* _To do_
Echo back the rows unchanged, starting with the line that contains "- toc-entry-label: Область" and ending with the line that contains "- dot-leader: [160, 211, 579, 228]".

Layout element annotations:
╔══

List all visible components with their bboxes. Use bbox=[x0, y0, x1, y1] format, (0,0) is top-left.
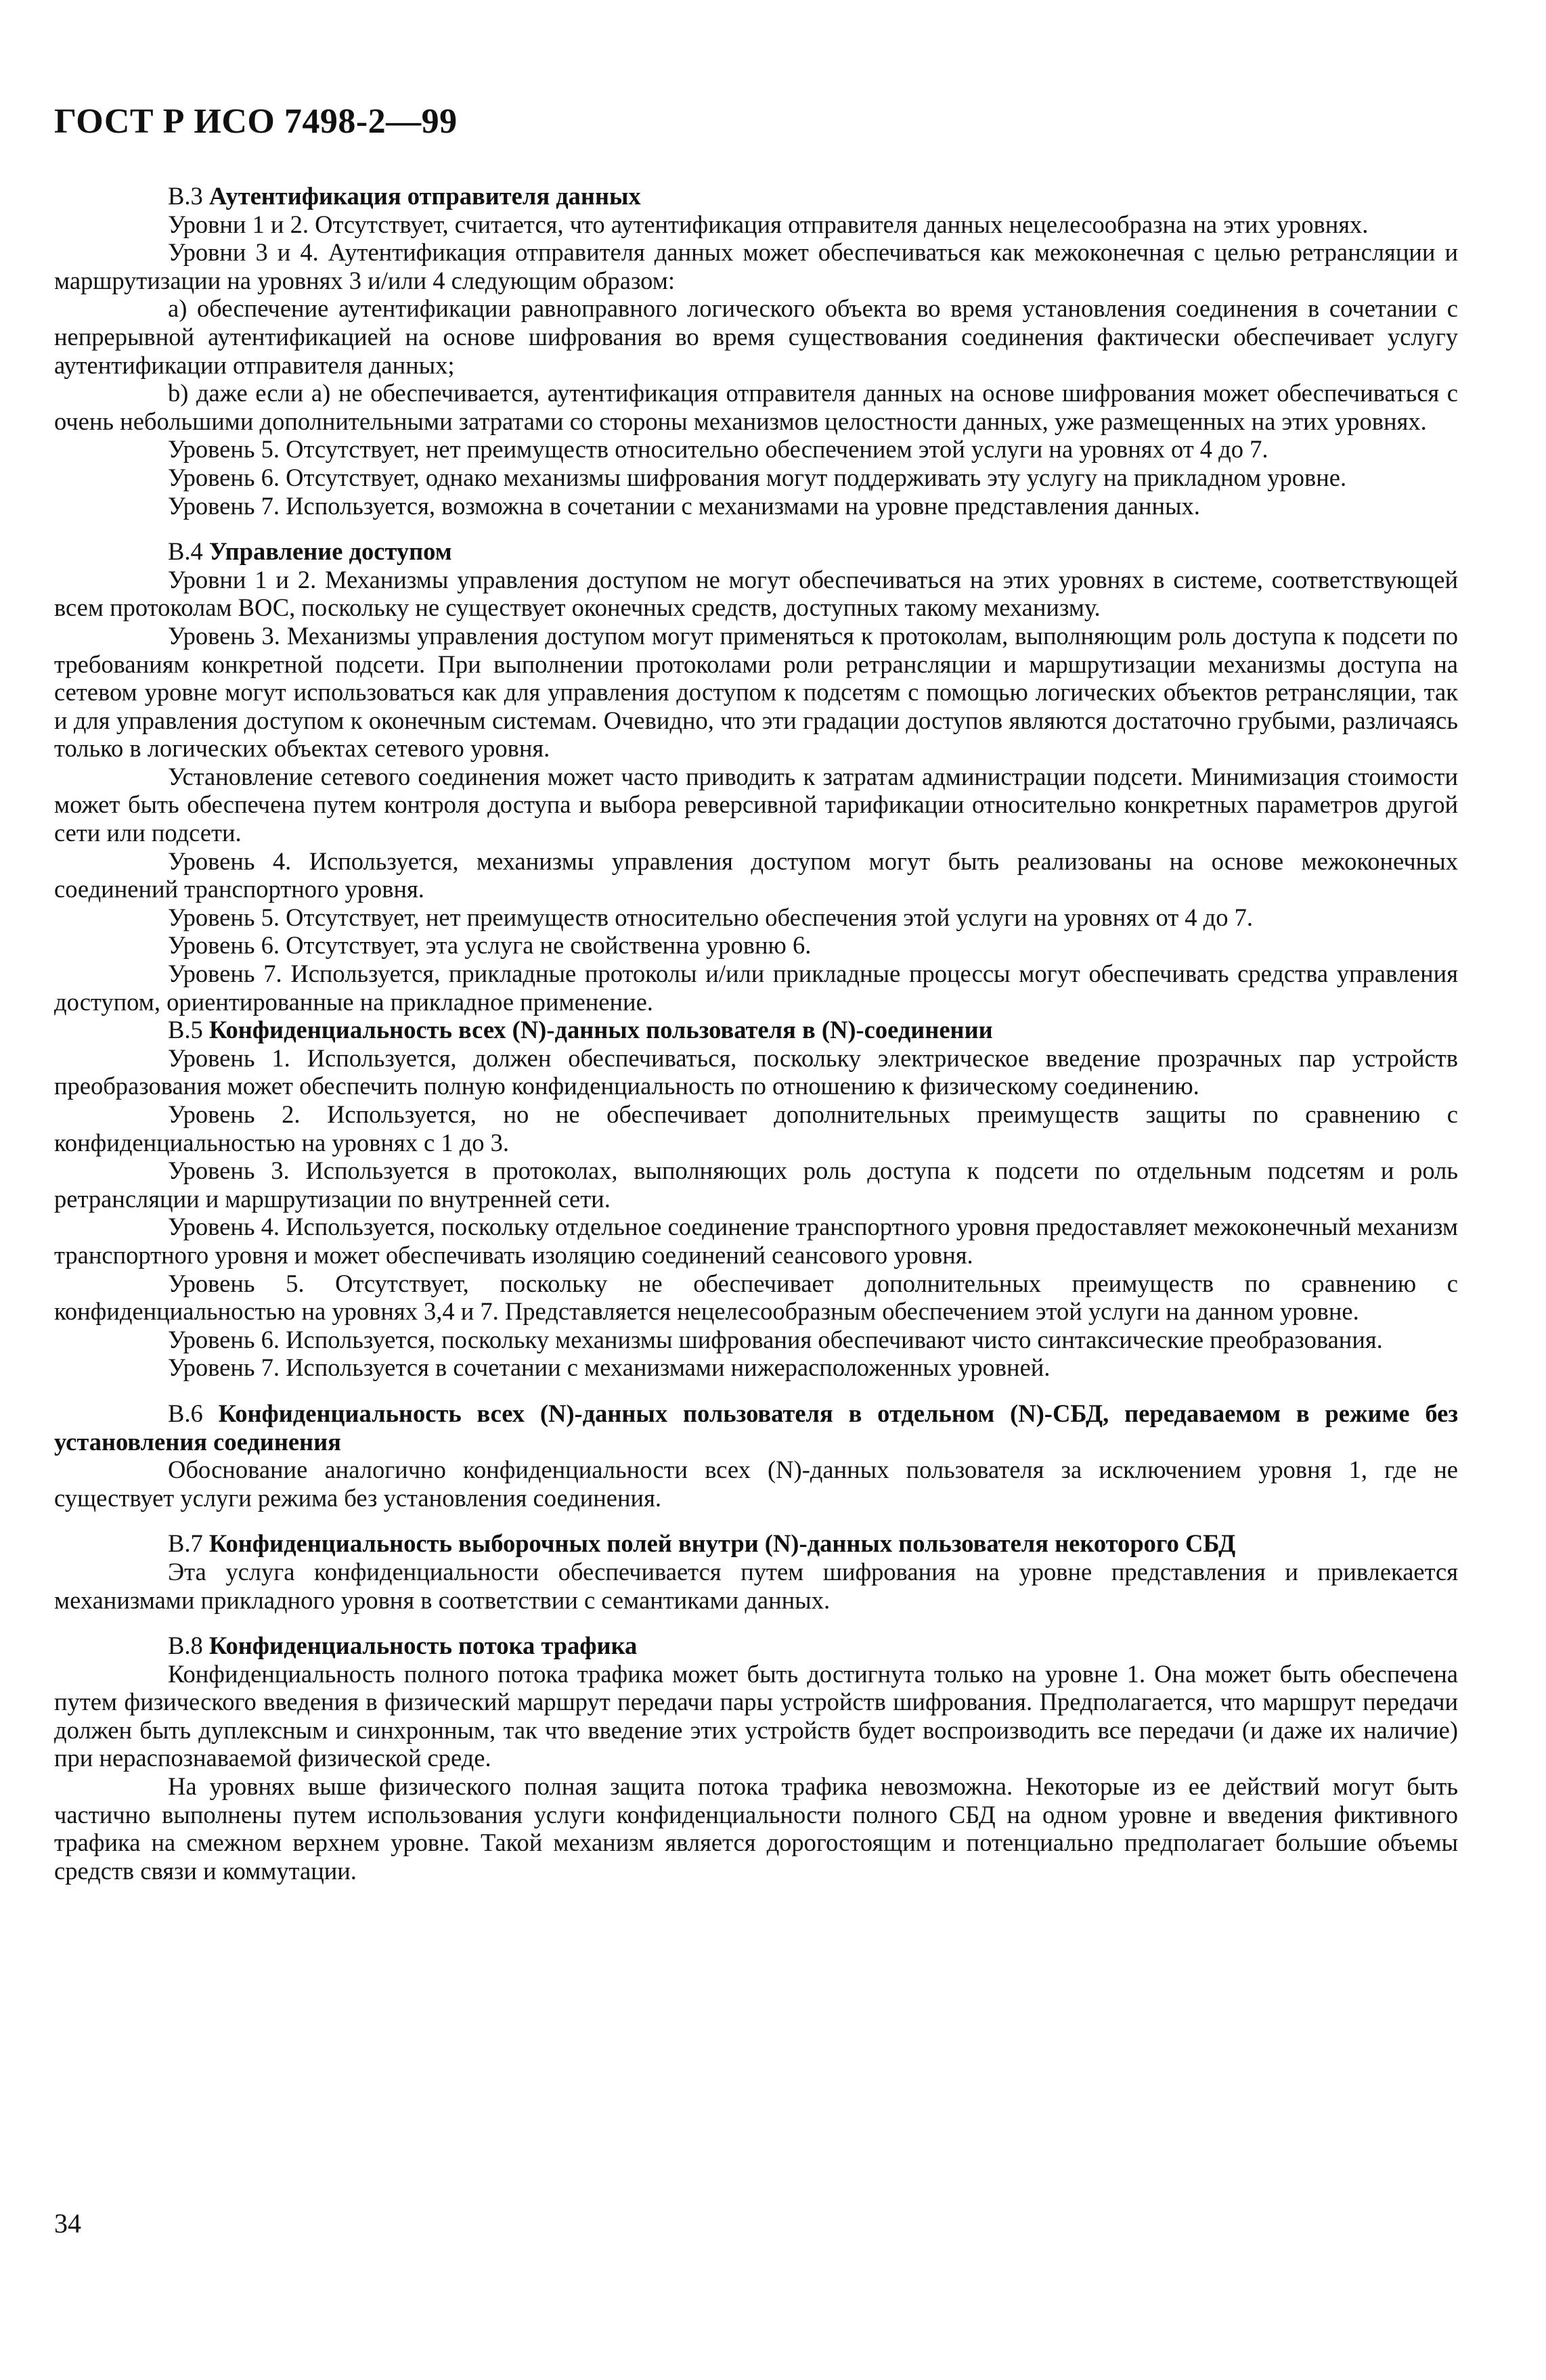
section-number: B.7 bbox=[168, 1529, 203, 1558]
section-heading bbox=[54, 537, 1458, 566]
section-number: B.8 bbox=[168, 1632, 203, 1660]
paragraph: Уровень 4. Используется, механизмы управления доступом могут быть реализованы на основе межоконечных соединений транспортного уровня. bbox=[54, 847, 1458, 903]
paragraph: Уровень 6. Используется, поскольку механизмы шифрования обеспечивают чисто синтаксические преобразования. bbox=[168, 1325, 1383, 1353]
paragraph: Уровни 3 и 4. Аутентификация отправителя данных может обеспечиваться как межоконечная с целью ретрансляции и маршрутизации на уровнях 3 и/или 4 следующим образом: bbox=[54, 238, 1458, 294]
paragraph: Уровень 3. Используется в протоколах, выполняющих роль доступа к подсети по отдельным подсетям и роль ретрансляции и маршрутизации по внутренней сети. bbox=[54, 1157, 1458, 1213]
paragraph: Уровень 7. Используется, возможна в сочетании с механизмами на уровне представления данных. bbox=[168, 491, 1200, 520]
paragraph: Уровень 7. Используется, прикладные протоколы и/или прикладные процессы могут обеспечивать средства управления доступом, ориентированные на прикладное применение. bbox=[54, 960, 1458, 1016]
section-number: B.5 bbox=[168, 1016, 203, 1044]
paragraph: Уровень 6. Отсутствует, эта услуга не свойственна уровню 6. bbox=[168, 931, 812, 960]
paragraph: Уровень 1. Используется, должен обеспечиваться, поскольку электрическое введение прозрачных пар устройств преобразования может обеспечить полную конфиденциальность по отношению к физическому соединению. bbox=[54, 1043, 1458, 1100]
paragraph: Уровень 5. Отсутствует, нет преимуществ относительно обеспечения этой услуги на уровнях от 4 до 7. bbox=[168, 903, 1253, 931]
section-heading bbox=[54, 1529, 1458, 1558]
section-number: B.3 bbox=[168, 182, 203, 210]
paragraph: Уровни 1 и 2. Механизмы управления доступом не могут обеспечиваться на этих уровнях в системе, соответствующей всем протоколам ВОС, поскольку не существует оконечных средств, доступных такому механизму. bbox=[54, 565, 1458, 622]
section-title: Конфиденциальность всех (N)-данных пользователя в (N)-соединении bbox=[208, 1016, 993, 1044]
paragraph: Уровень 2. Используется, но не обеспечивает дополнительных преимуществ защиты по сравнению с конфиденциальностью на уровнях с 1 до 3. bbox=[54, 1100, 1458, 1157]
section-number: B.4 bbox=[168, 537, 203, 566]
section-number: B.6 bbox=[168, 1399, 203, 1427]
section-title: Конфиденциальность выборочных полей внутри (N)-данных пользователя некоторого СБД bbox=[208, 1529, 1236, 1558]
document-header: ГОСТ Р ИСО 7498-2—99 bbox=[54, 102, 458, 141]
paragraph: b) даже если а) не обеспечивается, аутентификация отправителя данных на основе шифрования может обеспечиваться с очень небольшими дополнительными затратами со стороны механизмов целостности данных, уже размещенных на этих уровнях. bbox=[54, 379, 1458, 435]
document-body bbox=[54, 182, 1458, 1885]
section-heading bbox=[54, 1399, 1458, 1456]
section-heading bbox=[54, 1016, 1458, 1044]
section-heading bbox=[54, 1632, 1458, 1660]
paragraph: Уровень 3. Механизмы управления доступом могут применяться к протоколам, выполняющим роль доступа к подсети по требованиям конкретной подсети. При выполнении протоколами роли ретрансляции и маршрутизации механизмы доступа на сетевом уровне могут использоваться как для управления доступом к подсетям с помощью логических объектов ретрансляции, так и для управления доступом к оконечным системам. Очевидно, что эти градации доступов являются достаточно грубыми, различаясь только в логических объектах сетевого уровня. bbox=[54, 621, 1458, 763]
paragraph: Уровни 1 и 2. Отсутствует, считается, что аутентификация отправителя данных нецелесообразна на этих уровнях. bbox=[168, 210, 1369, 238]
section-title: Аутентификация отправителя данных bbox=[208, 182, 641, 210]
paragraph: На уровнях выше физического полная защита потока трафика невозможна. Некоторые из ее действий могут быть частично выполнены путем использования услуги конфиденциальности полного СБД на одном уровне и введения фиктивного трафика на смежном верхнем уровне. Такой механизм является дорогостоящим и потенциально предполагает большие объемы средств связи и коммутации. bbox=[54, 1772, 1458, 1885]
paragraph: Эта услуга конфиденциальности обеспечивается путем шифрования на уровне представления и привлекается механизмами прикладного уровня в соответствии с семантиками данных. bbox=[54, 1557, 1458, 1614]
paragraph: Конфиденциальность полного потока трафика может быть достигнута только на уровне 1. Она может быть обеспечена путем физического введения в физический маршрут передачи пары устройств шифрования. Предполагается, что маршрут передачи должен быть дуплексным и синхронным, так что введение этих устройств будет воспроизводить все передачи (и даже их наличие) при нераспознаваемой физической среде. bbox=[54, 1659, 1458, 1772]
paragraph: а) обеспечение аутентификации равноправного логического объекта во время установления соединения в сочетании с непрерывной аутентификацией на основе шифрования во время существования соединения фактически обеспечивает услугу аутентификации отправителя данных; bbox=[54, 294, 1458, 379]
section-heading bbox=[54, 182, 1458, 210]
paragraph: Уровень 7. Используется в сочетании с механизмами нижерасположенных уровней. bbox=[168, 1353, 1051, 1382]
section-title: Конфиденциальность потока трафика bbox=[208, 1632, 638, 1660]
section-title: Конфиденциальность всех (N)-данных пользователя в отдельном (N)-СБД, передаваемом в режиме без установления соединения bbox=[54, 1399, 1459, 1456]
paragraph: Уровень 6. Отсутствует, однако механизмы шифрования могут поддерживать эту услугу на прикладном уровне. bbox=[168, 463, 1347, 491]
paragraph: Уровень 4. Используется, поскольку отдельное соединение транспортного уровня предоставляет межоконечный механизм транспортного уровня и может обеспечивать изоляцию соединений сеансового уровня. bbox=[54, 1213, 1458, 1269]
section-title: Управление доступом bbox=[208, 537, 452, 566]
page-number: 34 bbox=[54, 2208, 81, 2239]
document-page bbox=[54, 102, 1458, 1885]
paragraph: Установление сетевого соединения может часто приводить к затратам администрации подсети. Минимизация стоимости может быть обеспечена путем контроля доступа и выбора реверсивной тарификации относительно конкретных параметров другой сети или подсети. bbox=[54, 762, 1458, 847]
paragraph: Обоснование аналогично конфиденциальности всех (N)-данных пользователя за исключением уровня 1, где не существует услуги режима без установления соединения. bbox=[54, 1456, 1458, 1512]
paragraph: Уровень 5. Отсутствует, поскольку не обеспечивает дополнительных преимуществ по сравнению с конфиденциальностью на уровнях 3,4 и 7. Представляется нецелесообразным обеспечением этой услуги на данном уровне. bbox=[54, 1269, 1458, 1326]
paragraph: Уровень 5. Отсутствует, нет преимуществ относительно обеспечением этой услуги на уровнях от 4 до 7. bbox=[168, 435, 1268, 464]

╚══
╔══

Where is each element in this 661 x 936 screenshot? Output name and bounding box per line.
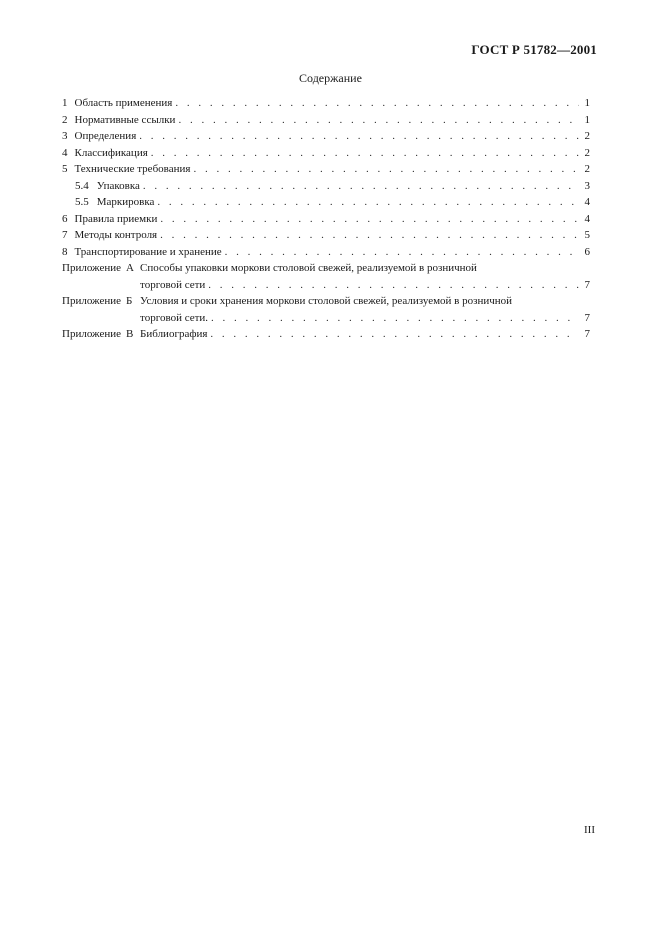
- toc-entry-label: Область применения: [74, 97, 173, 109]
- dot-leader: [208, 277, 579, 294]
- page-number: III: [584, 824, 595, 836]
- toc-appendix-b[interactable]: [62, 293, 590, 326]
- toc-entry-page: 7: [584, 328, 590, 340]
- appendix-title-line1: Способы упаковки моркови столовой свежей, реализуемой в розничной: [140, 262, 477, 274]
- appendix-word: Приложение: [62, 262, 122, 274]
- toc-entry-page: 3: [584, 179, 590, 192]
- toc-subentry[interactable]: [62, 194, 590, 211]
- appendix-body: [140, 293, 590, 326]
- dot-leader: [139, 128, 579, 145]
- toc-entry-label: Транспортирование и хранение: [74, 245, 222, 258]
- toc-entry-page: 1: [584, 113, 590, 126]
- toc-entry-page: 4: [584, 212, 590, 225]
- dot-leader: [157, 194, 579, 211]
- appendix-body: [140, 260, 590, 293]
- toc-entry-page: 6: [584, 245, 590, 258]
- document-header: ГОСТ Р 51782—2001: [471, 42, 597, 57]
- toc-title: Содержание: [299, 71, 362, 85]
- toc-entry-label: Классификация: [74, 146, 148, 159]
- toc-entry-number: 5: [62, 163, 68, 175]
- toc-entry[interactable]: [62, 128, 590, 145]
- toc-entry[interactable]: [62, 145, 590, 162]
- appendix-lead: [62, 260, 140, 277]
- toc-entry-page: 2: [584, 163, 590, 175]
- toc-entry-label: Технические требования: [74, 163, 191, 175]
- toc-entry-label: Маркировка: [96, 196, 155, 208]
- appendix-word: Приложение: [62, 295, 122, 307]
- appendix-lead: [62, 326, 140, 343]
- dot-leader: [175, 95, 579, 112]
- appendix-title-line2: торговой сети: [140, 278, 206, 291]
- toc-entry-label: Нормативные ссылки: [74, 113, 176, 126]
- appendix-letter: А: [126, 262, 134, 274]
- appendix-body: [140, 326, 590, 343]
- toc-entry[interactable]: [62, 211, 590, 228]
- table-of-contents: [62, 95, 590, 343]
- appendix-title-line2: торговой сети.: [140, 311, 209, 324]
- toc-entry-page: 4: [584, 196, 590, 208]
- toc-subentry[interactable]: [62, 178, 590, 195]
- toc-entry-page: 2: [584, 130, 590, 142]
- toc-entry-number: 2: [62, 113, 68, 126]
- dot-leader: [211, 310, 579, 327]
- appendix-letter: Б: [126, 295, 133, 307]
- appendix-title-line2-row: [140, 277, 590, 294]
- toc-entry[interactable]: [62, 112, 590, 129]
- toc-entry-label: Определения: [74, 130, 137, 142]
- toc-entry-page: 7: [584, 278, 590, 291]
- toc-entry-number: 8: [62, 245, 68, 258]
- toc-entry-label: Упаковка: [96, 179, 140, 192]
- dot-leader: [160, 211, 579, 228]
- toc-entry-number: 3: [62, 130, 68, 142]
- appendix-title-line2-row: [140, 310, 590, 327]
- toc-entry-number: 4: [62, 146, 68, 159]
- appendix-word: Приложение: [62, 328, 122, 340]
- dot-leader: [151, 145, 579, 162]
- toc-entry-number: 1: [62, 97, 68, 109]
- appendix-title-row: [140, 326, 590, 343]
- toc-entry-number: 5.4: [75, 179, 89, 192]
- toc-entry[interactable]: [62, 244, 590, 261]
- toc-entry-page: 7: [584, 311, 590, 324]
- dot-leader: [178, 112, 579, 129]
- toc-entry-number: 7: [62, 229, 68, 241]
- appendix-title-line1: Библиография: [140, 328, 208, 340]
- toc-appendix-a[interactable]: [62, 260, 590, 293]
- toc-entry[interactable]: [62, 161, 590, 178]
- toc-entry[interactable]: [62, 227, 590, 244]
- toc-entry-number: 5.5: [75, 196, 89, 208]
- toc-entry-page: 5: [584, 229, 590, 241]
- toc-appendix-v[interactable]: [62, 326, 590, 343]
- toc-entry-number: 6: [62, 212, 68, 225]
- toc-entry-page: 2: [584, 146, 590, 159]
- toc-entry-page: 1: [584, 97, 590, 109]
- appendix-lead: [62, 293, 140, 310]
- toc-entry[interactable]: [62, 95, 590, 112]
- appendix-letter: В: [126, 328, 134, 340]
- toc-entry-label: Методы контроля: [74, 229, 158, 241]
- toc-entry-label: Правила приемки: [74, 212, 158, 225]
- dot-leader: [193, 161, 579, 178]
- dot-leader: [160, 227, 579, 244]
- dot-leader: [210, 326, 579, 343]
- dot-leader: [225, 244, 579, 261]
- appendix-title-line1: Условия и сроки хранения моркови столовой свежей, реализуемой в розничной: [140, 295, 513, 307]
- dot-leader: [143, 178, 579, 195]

╚══

* _Answer for the task_
- toc-entry-label: Область применения: [74, 97, 173, 109]
- dot-leader: [208, 277, 579, 294]
- page-number: III: [584, 824, 595, 836]
- toc-appendix-b[interactable]: [62, 293, 590, 326]
- toc-entry-page: 7: [584, 328, 590, 340]
- appendix-title-line1: Способы упаковки моркови столовой свежей, реализуемой в розничной: [140, 262, 477, 274]
- appendix-word: Приложение: [62, 262, 122, 274]
- toc-entry-page: 3: [584, 179, 590, 192]
- toc-subentry[interactable]: [62, 194, 590, 211]
- appendix-body: [140, 293, 590, 326]
- dot-leader: [139, 128, 579, 145]
- toc-entry-label: Транспортирование и хранение: [74, 245, 222, 258]
- toc-entry-page: 1: [584, 113, 590, 126]
- toc-entry-page: 4: [584, 212, 590, 225]
- dot-leader: [157, 194, 579, 211]
- appendix-body: [140, 260, 590, 293]
- toc-entry-page: 6: [584, 245, 590, 258]
- document-header: ГОСТ Р 51782—2001: [471, 42, 597, 57]
- toc-title: Содержание: [299, 71, 362, 85]
- toc-entry-label: Классификация: [74, 146, 148, 159]
- toc-entry-number: 5: [62, 163, 68, 175]
- toc-entry[interactable]: [62, 128, 590, 145]
- toc-entry[interactable]: [62, 145, 590, 162]
- appendix-lead: [62, 260, 140, 277]
- toc-entry-page: 2: [584, 163, 590, 175]
- toc-entry-label: Технические требования: [74, 163, 191, 175]
- toc-entry-label: Маркировка: [96, 196, 155, 208]
- appendix-word: Приложение: [62, 295, 122, 307]
- appendix-lead: [62, 326, 140, 343]
- dot-leader: [175, 95, 579, 112]
- appendix-title-line2: торговой сети: [140, 278, 206, 291]
- toc-entry-label: Нормативные ссылки: [74, 113, 176, 126]
- appendix-letter: А: [126, 262, 134, 274]
- appendix-body: [140, 326, 590, 343]
- toc-entry[interactable]: [62, 211, 590, 228]
- table-of-contents: [62, 95, 590, 343]
- appendix-title-line2: торговой сети.: [140, 311, 209, 324]
- toc-entry-page: 4: [584, 196, 590, 208]
- toc-subentry[interactable]: [62, 178, 590, 195]
- toc-entry-page: 2: [584, 130, 590, 142]
- toc-entry-number: 2: [62, 113, 68, 126]
- dot-leader: [211, 310, 579, 327]
- appendix-letter: Б: [126, 295, 133, 307]
- appendix-title-line2-row: [140, 277, 590, 294]
- toc-entry[interactable]: [62, 112, 590, 129]
- toc-entry-label: Определения: [74, 130, 137, 142]
- toc-entry-page: 7: [584, 278, 590, 291]
- toc-entry-number: 8: [62, 245, 68, 258]
- toc-entry-label: Упаковка: [96, 179, 140, 192]
- dot-leader: [160, 211, 579, 228]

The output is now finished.